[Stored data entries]
++++++
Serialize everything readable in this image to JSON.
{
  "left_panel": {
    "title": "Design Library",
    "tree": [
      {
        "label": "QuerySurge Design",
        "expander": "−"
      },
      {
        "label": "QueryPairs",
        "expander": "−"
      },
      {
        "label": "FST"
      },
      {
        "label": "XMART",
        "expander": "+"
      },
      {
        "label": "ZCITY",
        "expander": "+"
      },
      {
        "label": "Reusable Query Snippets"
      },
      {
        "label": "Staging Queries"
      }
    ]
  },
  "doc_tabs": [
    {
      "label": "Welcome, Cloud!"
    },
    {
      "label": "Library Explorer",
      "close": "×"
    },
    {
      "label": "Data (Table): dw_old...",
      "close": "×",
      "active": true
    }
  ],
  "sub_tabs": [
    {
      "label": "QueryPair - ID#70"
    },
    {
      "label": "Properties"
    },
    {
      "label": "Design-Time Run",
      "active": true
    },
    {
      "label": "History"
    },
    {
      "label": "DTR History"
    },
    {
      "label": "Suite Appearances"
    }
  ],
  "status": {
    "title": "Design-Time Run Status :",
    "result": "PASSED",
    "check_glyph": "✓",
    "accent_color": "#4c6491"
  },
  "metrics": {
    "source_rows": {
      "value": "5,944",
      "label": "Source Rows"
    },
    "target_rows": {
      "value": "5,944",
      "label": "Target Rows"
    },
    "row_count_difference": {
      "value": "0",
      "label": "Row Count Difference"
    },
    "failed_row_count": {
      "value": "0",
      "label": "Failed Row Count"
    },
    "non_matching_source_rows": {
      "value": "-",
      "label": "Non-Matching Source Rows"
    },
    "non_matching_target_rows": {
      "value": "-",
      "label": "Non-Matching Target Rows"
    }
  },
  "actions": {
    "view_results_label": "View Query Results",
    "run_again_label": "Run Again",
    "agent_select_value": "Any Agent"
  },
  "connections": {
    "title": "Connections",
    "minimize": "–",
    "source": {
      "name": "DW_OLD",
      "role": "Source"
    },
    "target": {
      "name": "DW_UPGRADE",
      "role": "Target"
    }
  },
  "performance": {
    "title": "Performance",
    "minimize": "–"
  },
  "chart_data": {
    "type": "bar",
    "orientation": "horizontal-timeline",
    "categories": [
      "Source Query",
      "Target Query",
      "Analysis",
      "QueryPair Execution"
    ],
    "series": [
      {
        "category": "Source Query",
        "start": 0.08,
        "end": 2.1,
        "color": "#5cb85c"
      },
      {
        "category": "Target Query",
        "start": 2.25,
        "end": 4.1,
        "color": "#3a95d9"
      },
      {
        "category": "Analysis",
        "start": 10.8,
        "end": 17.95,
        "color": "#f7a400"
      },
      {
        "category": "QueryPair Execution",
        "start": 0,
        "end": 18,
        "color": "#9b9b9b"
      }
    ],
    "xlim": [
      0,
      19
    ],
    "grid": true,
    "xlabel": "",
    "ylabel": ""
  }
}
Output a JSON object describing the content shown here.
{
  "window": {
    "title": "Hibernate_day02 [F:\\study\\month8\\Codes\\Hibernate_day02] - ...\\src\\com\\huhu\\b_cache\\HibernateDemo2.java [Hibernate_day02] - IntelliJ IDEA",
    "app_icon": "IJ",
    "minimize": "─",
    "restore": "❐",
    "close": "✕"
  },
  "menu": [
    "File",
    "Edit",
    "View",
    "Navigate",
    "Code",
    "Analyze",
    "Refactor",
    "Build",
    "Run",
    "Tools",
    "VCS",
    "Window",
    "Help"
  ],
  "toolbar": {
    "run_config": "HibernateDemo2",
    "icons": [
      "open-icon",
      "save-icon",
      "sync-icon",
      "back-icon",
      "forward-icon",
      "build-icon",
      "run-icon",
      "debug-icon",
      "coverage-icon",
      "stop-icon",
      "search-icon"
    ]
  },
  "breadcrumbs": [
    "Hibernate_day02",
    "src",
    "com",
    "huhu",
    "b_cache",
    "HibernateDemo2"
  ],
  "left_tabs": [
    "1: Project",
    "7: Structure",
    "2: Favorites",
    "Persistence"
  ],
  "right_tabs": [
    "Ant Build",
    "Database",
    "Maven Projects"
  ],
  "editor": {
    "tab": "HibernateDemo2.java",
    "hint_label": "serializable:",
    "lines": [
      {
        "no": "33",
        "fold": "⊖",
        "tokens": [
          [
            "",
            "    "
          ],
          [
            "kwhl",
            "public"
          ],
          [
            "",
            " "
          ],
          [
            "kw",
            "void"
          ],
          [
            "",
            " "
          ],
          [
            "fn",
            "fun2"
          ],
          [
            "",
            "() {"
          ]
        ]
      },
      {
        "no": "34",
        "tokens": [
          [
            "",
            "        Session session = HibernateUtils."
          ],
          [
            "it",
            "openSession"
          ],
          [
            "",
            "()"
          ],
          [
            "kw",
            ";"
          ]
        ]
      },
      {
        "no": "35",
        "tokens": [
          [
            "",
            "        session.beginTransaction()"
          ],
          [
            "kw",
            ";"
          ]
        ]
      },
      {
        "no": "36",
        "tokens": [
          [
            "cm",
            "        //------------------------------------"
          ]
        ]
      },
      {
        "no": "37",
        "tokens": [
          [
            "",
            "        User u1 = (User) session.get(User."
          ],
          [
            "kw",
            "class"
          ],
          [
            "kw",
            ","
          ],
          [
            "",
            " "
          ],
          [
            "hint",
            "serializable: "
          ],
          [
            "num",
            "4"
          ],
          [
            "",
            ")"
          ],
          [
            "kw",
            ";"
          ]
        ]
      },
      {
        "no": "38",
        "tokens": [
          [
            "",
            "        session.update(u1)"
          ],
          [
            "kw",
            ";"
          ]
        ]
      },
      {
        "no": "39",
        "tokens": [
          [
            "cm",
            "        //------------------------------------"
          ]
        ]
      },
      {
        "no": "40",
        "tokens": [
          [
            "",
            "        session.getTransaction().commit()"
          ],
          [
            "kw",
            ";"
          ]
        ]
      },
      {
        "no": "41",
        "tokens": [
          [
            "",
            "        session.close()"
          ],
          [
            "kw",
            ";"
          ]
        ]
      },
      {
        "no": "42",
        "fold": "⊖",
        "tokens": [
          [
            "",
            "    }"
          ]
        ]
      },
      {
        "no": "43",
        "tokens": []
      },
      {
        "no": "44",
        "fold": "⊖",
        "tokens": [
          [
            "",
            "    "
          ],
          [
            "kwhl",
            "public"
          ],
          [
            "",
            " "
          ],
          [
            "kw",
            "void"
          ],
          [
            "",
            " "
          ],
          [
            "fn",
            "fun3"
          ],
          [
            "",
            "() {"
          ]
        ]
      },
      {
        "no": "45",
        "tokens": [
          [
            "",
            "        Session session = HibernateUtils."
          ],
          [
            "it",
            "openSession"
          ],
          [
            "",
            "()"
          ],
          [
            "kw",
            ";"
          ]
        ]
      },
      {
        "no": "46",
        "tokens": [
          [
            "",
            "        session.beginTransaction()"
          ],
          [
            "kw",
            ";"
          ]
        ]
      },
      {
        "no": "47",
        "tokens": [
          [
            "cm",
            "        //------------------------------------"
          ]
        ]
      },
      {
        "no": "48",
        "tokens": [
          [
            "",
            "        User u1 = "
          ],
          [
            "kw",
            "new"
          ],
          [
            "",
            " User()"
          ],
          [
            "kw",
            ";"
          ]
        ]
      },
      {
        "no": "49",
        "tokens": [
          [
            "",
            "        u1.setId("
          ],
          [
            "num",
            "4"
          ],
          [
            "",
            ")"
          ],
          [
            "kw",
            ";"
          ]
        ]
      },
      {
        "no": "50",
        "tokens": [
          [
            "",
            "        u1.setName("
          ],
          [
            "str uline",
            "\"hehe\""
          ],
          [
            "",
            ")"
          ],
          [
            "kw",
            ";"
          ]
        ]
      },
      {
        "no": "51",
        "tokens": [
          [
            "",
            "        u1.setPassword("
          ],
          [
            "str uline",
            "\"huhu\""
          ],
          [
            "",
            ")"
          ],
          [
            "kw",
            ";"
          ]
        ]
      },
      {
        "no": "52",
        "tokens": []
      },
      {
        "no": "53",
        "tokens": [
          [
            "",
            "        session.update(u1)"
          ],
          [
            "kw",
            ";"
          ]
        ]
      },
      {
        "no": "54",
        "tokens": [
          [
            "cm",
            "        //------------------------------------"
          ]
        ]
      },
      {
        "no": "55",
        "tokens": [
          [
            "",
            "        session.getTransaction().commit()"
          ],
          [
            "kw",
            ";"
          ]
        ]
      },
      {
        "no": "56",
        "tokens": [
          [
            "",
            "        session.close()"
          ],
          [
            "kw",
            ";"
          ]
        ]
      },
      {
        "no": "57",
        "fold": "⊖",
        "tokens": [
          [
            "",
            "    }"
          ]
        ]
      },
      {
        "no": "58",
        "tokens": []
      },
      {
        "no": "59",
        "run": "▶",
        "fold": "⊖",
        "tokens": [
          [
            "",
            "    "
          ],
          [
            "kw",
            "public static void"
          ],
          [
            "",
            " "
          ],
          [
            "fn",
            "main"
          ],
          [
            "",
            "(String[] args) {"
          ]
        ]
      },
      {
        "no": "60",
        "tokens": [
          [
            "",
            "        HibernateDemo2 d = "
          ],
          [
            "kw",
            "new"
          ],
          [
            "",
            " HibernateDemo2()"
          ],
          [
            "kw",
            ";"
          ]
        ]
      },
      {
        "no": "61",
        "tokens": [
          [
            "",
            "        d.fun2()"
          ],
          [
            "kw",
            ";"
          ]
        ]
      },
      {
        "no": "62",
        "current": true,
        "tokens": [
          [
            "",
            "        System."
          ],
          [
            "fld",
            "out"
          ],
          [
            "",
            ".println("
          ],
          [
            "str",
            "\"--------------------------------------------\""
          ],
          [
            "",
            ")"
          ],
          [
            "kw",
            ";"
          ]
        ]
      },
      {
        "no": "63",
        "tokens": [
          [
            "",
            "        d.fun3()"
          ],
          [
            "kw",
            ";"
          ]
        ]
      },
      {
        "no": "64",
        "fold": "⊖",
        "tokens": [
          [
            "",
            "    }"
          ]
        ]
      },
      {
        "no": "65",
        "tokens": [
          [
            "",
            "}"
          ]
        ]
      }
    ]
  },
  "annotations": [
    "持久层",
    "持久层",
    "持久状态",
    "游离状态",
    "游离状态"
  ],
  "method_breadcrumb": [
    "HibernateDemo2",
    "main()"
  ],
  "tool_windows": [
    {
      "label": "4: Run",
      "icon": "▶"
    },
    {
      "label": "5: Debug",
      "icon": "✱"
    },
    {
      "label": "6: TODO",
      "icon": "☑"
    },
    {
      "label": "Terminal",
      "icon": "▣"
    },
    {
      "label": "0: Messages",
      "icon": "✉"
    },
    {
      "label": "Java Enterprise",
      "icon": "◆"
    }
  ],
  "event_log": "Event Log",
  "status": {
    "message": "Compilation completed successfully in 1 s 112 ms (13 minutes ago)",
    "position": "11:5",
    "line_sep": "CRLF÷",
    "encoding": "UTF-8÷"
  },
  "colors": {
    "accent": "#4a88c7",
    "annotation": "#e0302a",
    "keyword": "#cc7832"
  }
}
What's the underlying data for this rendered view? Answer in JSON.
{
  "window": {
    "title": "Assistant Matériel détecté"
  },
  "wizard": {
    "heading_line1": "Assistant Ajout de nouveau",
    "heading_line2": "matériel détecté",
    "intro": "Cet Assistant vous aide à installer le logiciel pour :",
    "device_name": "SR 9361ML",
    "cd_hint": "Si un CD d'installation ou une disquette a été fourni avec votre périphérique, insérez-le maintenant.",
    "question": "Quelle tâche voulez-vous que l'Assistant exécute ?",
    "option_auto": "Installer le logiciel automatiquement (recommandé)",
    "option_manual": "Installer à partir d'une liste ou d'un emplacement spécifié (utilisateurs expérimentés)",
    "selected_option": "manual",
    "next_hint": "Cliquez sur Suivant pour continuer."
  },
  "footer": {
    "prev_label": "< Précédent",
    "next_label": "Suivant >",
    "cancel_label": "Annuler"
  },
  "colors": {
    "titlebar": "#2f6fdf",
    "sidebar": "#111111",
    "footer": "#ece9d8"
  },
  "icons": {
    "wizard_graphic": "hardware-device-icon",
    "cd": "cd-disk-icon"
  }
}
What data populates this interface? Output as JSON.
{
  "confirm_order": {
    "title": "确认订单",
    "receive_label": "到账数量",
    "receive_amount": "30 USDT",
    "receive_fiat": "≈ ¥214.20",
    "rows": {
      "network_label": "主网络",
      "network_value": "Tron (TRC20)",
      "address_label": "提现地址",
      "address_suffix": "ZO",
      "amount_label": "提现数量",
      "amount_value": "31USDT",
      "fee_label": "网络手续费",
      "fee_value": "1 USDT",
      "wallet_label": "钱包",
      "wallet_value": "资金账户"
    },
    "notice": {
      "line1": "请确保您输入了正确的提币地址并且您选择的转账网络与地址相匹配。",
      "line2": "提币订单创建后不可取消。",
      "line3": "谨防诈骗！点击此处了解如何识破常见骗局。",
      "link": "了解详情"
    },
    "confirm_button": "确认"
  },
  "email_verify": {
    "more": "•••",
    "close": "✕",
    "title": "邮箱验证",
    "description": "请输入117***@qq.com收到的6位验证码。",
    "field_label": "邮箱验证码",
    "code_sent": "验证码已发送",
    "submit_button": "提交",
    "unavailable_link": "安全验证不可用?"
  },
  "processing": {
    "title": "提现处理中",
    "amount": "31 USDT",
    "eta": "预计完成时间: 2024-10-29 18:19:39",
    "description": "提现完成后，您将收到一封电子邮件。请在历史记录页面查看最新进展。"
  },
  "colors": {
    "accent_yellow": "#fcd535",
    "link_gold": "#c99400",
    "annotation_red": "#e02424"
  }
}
++++++
* [Task prompt]
Look through the records above and report how many lines hold the word "description", giving only the number.

* [Task answer]
2